---------- EXERCISE DATA ----------

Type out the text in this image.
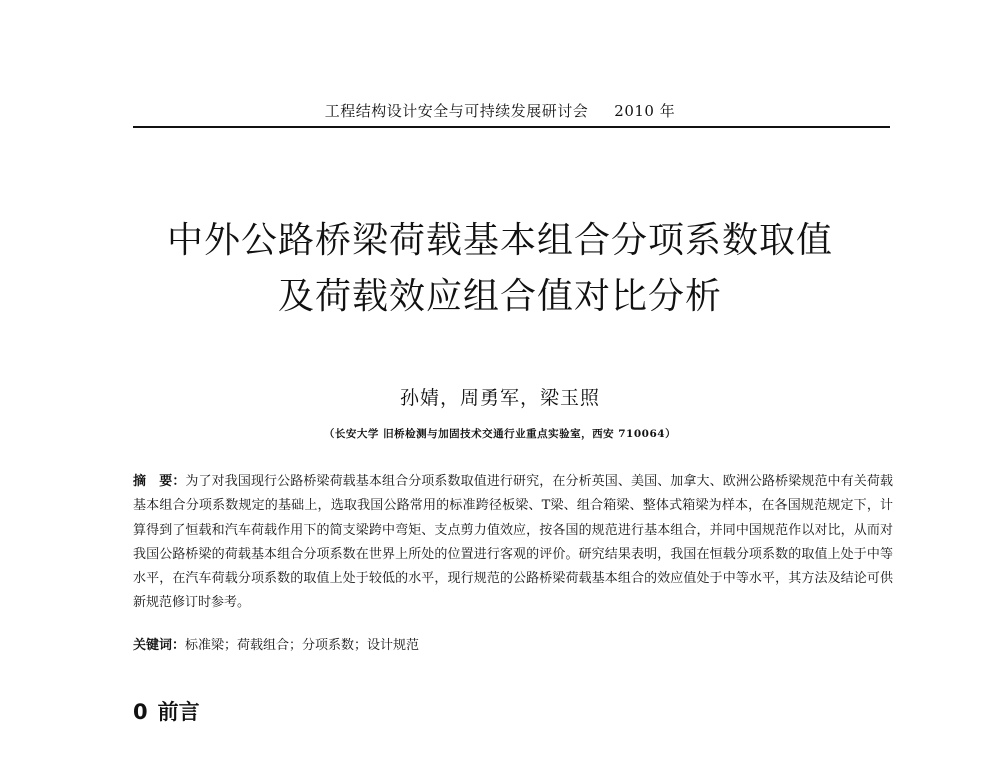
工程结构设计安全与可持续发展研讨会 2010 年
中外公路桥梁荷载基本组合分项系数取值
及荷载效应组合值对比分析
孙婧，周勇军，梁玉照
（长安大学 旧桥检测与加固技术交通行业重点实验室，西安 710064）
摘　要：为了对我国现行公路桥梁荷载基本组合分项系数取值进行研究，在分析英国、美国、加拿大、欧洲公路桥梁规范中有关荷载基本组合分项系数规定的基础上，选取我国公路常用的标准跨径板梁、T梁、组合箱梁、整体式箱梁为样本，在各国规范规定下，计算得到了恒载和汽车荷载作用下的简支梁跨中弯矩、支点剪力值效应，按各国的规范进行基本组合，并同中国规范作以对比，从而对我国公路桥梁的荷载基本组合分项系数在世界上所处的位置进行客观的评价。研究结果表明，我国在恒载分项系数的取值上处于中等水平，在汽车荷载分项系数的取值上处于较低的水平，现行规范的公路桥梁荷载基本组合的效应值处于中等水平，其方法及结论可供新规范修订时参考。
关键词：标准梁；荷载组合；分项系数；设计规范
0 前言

----------

__EXERCISE DETAILS__: Retype the whole listing exactly and leave the pictures out.

__ANSWER TO THE EXERCISE__:
Type out the text in this image.
工程结构设计安全与可持续发展研讨会 2010 年
中外公路桥梁荷载基本组合分项系数取值
及荷载效应组合值对比分析
孙婧，周勇军，梁玉照
（长安大学 旧桥检测与加固技术交通行业重点实验室，西安 710064）
摘　要：为了对我国现行公路桥梁荷载基本组合分项系数取值进行研究，在分析英国、美国、加拿大、欧洲公路桥梁规范中有关荷载基本组合分项系数规定的基础上，选取我国公路常用的标准跨径板梁、T梁、组合箱梁、整体式箱梁为样本，在各国规范规定下，计算得到了恒载和汽车荷载作用下的简支梁跨中弯矩、支点剪力值效应，按各国的规范进行基本组合，并同中国规范作以对比，从而对我国公路桥梁的荷载基本组合分项系数在世界上所处的位置进行客观的评价。研究结果表明，我国在恒载分项系数的取值上处于中等水平，在汽车荷载分项系数的取值上处于较低的水平，现行规范的公路桥梁荷载基本组合的效应值处于中等水平，其方法及结论可供新规范修订时参考。
关键词：标准梁；荷载组合；分项系数；设计规范
0 前言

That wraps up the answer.